GOAL: Return the records from their first line through the line with "bottom-view-right-lead [542, 126, 570, 274]", including both of those lines, and copy every line unchanged.

Element box records:
::::::::::

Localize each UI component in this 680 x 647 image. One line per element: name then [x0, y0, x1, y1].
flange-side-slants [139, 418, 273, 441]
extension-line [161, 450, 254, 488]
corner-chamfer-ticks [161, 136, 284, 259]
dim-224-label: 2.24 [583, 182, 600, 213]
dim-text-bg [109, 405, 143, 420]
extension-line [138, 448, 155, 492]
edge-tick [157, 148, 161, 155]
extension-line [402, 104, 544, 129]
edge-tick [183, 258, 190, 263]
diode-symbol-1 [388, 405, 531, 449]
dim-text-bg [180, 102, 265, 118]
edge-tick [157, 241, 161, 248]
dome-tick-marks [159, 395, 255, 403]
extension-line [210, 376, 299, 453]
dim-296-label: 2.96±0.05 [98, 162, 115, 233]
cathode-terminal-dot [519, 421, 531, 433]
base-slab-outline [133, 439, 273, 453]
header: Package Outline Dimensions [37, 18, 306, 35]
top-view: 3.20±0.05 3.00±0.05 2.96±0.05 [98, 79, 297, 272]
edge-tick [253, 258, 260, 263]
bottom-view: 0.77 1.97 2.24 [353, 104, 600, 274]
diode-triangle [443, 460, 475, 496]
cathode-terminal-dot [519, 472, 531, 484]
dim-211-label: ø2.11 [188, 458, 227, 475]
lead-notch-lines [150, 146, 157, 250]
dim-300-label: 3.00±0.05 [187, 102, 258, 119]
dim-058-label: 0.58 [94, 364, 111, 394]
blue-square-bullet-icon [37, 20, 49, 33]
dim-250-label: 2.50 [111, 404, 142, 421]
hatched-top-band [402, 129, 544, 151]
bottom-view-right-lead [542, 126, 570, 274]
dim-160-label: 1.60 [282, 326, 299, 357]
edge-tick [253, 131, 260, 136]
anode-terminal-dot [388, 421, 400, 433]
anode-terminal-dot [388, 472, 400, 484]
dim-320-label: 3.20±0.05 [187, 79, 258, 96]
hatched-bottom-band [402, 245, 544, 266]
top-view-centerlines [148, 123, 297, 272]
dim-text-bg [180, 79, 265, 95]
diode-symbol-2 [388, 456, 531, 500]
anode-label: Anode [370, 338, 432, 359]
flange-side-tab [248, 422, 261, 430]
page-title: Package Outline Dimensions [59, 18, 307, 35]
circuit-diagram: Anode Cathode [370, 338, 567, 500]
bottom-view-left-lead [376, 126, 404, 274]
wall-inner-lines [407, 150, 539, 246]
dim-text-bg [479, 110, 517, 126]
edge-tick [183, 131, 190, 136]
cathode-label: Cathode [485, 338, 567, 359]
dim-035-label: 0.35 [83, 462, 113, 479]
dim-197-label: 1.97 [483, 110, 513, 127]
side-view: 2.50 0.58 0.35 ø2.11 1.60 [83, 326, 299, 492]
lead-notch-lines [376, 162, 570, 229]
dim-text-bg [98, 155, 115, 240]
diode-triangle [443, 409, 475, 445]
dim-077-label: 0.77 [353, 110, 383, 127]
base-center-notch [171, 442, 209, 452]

::::::::::

EXPECTED ANSWER:
Localize each UI component in this 680 x 647 image. One line per element: name then [x0, y0, x1, y1].
flange-side-slants [139, 418, 273, 441]
extension-line [161, 450, 254, 488]
corner-chamfer-ticks [161, 136, 284, 259]
dim-224-label: 2.24 [583, 182, 600, 213]
dim-text-bg [109, 405, 143, 420]
extension-line [138, 448, 155, 492]
edge-tick [157, 148, 161, 155]
extension-line [402, 104, 544, 129]
edge-tick [183, 258, 190, 263]
diode-symbol-1 [388, 405, 531, 449]
dim-text-bg [180, 102, 265, 118]
edge-tick [157, 241, 161, 248]
dome-tick-marks [159, 395, 255, 403]
extension-line [210, 376, 299, 453]
dim-296-label: 2.96±0.05 [98, 162, 115, 233]
cathode-terminal-dot [519, 421, 531, 433]
base-slab-outline [133, 439, 273, 453]
header: Package Outline Dimensions [37, 18, 306, 35]
top-view: 3.20±0.05 3.00±0.05 2.96±0.05 [98, 79, 297, 272]
edge-tick [253, 258, 260, 263]
bottom-view: 0.77 1.97 2.24 [353, 104, 600, 274]
diode-triangle [443, 460, 475, 496]
cathode-terminal-dot [519, 472, 531, 484]
dim-211-label: ø2.11 [188, 458, 227, 475]
lead-notch-lines [150, 146, 157, 250]
dim-300-label: 3.00±0.05 [187, 102, 258, 119]
dim-058-label: 0.58 [94, 364, 111, 394]
blue-square-bullet-icon [37, 20, 49, 33]
dim-250-label: 2.50 [111, 404, 142, 421]
hatched-top-band [402, 129, 544, 151]
bottom-view-right-lead [542, 126, 570, 274]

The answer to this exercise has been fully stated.